● **WRITTEN INSTRUCTION**: Reproduce the listing below without any change.

● **THE INPUT**:
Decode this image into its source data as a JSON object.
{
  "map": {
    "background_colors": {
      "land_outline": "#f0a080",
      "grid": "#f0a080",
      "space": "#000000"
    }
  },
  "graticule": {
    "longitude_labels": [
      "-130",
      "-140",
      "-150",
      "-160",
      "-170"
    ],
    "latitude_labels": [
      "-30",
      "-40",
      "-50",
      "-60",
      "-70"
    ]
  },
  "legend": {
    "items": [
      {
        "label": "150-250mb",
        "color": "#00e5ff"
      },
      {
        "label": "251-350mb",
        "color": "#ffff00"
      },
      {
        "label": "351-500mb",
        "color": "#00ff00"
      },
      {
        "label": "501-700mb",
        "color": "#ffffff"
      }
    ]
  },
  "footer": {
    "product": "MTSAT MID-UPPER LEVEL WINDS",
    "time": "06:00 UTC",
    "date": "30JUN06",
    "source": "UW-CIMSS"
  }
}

● **ANSWER TO THIS TASK**:
Decode this image into its source data as a JSON object.
{
  "map": {
    "background_colors": {
      "land_outline": "#f0a080",
      "grid": "#f0a080",
      "space": "#000000"
    }
  },
  "graticule": {
    "longitude_labels": [
      "-130",
      "-140",
      "-150",
      "-160",
      "-170"
    ],
    "latitude_labels": [
      "-30",
      "-40",
      "-50",
      "-60",
      "-70"
    ]
  },
  "legend": {
    "items": [
      {
        "label": "150-250mb",
        "color": "#00e5ff"
      },
      {
        "label": "251-350mb",
        "color": "#ffff00"
      },
      {
        "label": "351-500mb",
        "color": "#00ff00"
      },
      {
        "label": "501-700mb",
        "color": "#ffffff"
      }
    ]
  },
  "footer": {
    "product": "MTSAT MID-UPPER LEVEL WINDS",
    "time": "06:00 UTC",
    "date": "30JUN06",
    "source": "UW-CIMSS"
  }
}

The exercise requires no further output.